START
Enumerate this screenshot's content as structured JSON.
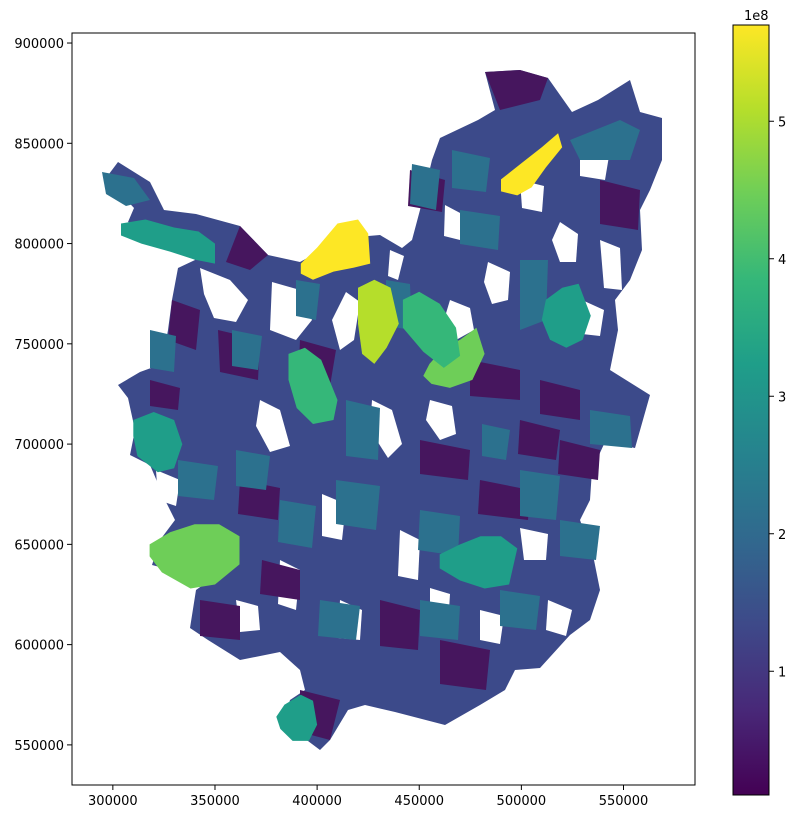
{
  "chart_data": {
    "type": "heatmap",
    "title": "",
    "xlabel": "",
    "ylabel": "",
    "xlim": [
      280000,
      585000
    ],
    "ylim": [
      530000,
      905000
    ],
    "x_ticks": [
      300000,
      350000,
      400000,
      450000,
      500000,
      550000
    ],
    "x_tick_labels": [
      "300000",
      "350000",
      "400000",
      "450000",
      "500000",
      "550000"
    ],
    "y_ticks": [
      550000,
      600000,
      650000,
      700000,
      750000,
      800000,
      850000,
      900000
    ],
    "y_tick_labels": [
      "550000",
      "600000",
      "650000",
      "700000",
      "750000",
      "800000",
      "850000",
      "900000"
    ],
    "colorbar": {
      "colormap": "viridis",
      "vmin": 10000000,
      "vmax": 570000000,
      "ticks": [
        1,
        2,
        3,
        4,
        5
      ],
      "tick_labels": [
        "1",
        "2",
        "3",
        "4",
        "5"
      ],
      "multiplier_label": "1e8",
      "colors": [
        "#440154",
        "#482878",
        "#3e4989",
        "#31688e",
        "#26828e",
        "#1f9e89",
        "#35b779",
        "#6ece58",
        "#b5de2b",
        "#fde725"
      ]
    },
    "regions": [
      {
        "name": "north-east-yellow-block",
        "x": [
          490000,
          500000,
          510000,
          518000,
          520000,
          512000,
          505000,
          498000,
          490000
        ],
        "y": [
          832000,
          840000,
          848000,
          855000,
          848000,
          838000,
          828000,
          824000,
          826000
        ],
        "value": 560000000
      },
      {
        "name": "north-central-yellow-block",
        "x": [
          392000,
          400000,
          410000,
          420000,
          425000,
          426000,
          418000,
          408000,
          398000,
          392000
        ],
        "y": [
          790000,
          798000,
          810000,
          812000,
          805000,
          790000,
          788000,
          786000,
          782000,
          785000
        ],
        "value": 565000000
      },
      {
        "name": "central-lime-strip",
        "x": [
          420000,
          428000,
          436000,
          440000,
          434000,
          428000,
          422000,
          420000
        ],
        "y": [
          778000,
          782000,
          778000,
          760000,
          748000,
          740000,
          745000,
          760000
        ],
        "value": 490000000
      },
      {
        "name": "west-green-lobe",
        "x": [
          318000,
          328000,
          340000,
          352000,
          362000,
          362000,
          350000,
          338000,
          324000,
          318000
        ],
        "y": [
          650000,
          656000,
          660000,
          660000,
          654000,
          640000,
          630000,
          628000,
          636000,
          644000
        ],
        "value": 420000000
      },
      {
        "name": "central-east-green-strip",
        "x": [
          455000,
          462000,
          470000,
          478000,
          482000,
          476000,
          465000,
          456000,
          452000
        ],
        "y": [
          740000,
          748000,
          752000,
          758000,
          745000,
          732000,
          728000,
          730000,
          734000
        ],
        "value": 440000000
      },
      {
        "name": "mid-west-green-block",
        "x": [
          386000,
          394000,
          402000,
          410000,
          408000,
          398000,
          390000,
          386000
        ],
        "y": [
          745000,
          748000,
          742000,
          722000,
          712000,
          710000,
          718000,
          732000
        ],
        "value": 410000000
      },
      {
        "name": "south-center-teal-block",
        "x": [
          460000,
          470000,
          480000,
          490000,
          498000,
          494000,
          482000,
          470000,
          460000
        ],
        "y": [
          645000,
          650000,
          654000,
          654000,
          648000,
          630000,
          628000,
          632000,
          638000
        ],
        "value": 300000000
      },
      {
        "name": "south-west-teal-block",
        "x": [
          384000,
          392000,
          398000,
          400000,
          396000,
          388000,
          382000,
          380000
        ],
        "y": [
          570000,
          575000,
          572000,
          560000,
          552000,
          552000,
          558000,
          564000
        ],
        "value": 290000000
      },
      {
        "name": "north-west-teal-strip",
        "x": [
          304000,
          316000,
          330000,
          342000,
          350000,
          350000,
          340000,
          328000,
          314000,
          304000
        ],
        "y": [
          810000,
          812000,
          808000,
          806000,
          800000,
          790000,
          792000,
          796000,
          800000,
          804000
        ],
        "value": 310000000
      },
      {
        "name": "east-teal-block",
        "x": [
          512000,
          520000,
          528000,
          534000,
          530000,
          522000,
          514000,
          510000
        ],
        "y": [
          772000,
          778000,
          780000,
          764000,
          752000,
          748000,
          752000,
          762000
        ],
        "value": 320000000
      },
      {
        "name": "west-central-teal-block",
        "x": [
          310000,
          320000,
          330000,
          334000,
          330000,
          322000,
          312000,
          310000
        ],
        "y": [
          712000,
          716000,
          712000,
          700000,
          688000,
          686000,
          694000,
          704000
        ],
        "value": 330000000
      },
      {
        "name": "central-green-teal-block",
        "x": [
          442000,
          450000,
          460000,
          468000,
          470000,
          462000,
          452000,
          442000
        ],
        "y": [
          772000,
          776000,
          770000,
          758000,
          744000,
          738000,
          746000,
          758000
        ],
        "value": 370000000
      }
    ]
  }
}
END
_Exercise prompt_.
Using the records above, retype everything exactly except the pictures.

_Correct result_.
Enumerate this screenshot's content as structured JSON.
{
  "chart_data": {
    "type": "heatmap",
    "title": "",
    "xlabel": "",
    "ylabel": "",
    "xlim": [
      280000,
      585000
    ],
    "ylim": [
      530000,
      905000
    ],
    "x_ticks": [
      300000,
      350000,
      400000,
      450000,
      500000,
      550000
    ],
    "x_tick_labels": [
      "300000",
      "350000",
      "400000",
      "450000",
      "500000",
      "550000"
    ],
    "y_ticks": [
      550000,
      600000,
      650000,
      700000,
      750000,
      800000,
      850000,
      900000
    ],
    "y_tick_labels": [
      "550000",
      "600000",
      "650000",
      "700000",
      "750000",
      "800000",
      "850000",
      "900000"
    ],
    "colorbar": {
      "colormap": "viridis",
      "vmin": 10000000,
      "vmax": 570000000,
      "ticks": [
        1,
        2,
        3,
        4,
        5
      ],
      "tick_labels": [
        "1",
        "2",
        "3",
        "4",
        "5"
      ],
      "multiplier_label": "1e8",
      "colors": [
        "#440154",
        "#482878",
        "#3e4989",
        "#31688e",
        "#26828e",
        "#1f9e89",
        "#35b779",
        "#6ece58",
        "#b5de2b",
        "#fde725"
      ]
    },
    "regions": [
      {
        "name": "north-east-yellow-block",
        "x": [
          490000,
          500000,
          510000,
          518000,
          520000,
          512000,
          505000,
          498000,
          490000
        ],
        "y": [
          832000,
          840000,
          848000,
          855000,
          848000,
          838000,
          828000,
          824000,
          826000
        ],
        "value": 560000000
      },
      {
        "name": "north-central-yellow-block",
        "x": [
          392000,
          400000,
          410000,
          420000,
          425000,
          426000,
          418000,
          408000,
          398000,
          392000
        ],
        "y": [
          790000,
          798000,
          810000,
          812000,
          805000,
          790000,
          788000,
          786000,
          782000,
          785000
        ],
        "value": 565000000
      },
      {
        "name": "central-lime-strip",
        "x": [
          420000,
          428000,
          436000,
          440000,
          434000,
          428000,
          422000,
          420000
        ],
        "y": [
          778000,
          782000,
          778000,
          760000,
          748000,
          740000,
          745000,
          760000
        ],
        "value": 490000000
      },
      {
        "name": "west-green-lobe",
        "x": [
          318000,
          328000,
          340000,
          352000,
          362000,
          362000,
          350000,
          338000,
          324000,
          318000
        ],
        "y": [
          650000,
          656000,
          660000,
          660000,
          654000,
          640000,
          630000,
          628000,
          636000,
          644000
        ],
        "value": 420000000
      },
      {
        "name": "central-east-green-strip",
        "x": [
          455000,
          462000,
          470000,
          478000,
          482000,
          476000,
          465000,
          456000,
          452000
        ],
        "y": [
          740000,
          748000,
          752000,
          758000,
          745000,
          732000,
          728000,
          730000,
          734000
        ],
        "value": 440000000
      },
      {
        "name": "mid-west-green-block",
        "x": [
          386000,
          394000,
          402000,
          410000,
          408000,
          398000,
          390000,
          386000
        ],
        "y": [
          745000,
          748000,
          742000,
          722000,
          712000,
          710000,
          718000,
          732000
        ],
        "value": 410000000
      },
      {
        "name": "south-center-teal-block",
        "x": [
          460000,
          470000,
          480000,
          490000,
          498000,
          494000,
          482000,
          470000,
          460000
        ],
        "y": [
          645000,
          650000,
          654000,
          654000,
          648000,
          630000,
          628000,
          632000,
          638000
        ],
        "value": 300000000
      },
      {
        "name": "south-west-teal-block",
        "x": [
          384000,
          392000,
          398000,
          400000,
          396000,
          388000,
          382000,
          380000
        ],
        "y": [
          570000,
          575000,
          572000,
          560000,
          552000,
          552000,
          558000,
          564000
        ],
        "value": 290000000
      },
      {
        "name": "north-west-teal-strip",
        "x": [
          304000,
          316000,
          330000,
          342000,
          350000,
          350000,
          340000,
          328000,
          314000,
          304000
        ],
        "y": [
          810000,
          812000,
          808000,
          806000,
          800000,
          790000,
          792000,
          796000,
          800000,
          804000
        ],
        "value": 310000000
      },
      {
        "name": "east-teal-block",
        "x": [
          512000,
          520000,
          528000,
          534000,
          530000,
          522000,
          514000,
          510000
        ],
        "y": [
          772000,
          778000,
          780000,
          764000,
          752000,
          748000,
          752000,
          762000
        ],
        "value": 320000000
      },
      {
        "name": "west-central-teal-block",
        "x": [
          310000,
          320000,
          330000,
          334000,
          330000,
          322000,
          312000,
          310000
        ],
        "y": [
          712000,
          716000,
          712000,
          700000,
          688000,
          686000,
          694000,
          704000
        ],
        "value": 330000000
      },
      {
        "name": "central-green-teal-block",
        "x": [
          442000,
          450000,
          460000,
          468000,
          470000,
          462000,
          452000,
          442000
        ],
        "y": [
          772000,
          776000,
          770000,
          758000,
          744000,
          738000,
          746000,
          758000
        ],
        "value": 370000000
      }
    ]
  }
}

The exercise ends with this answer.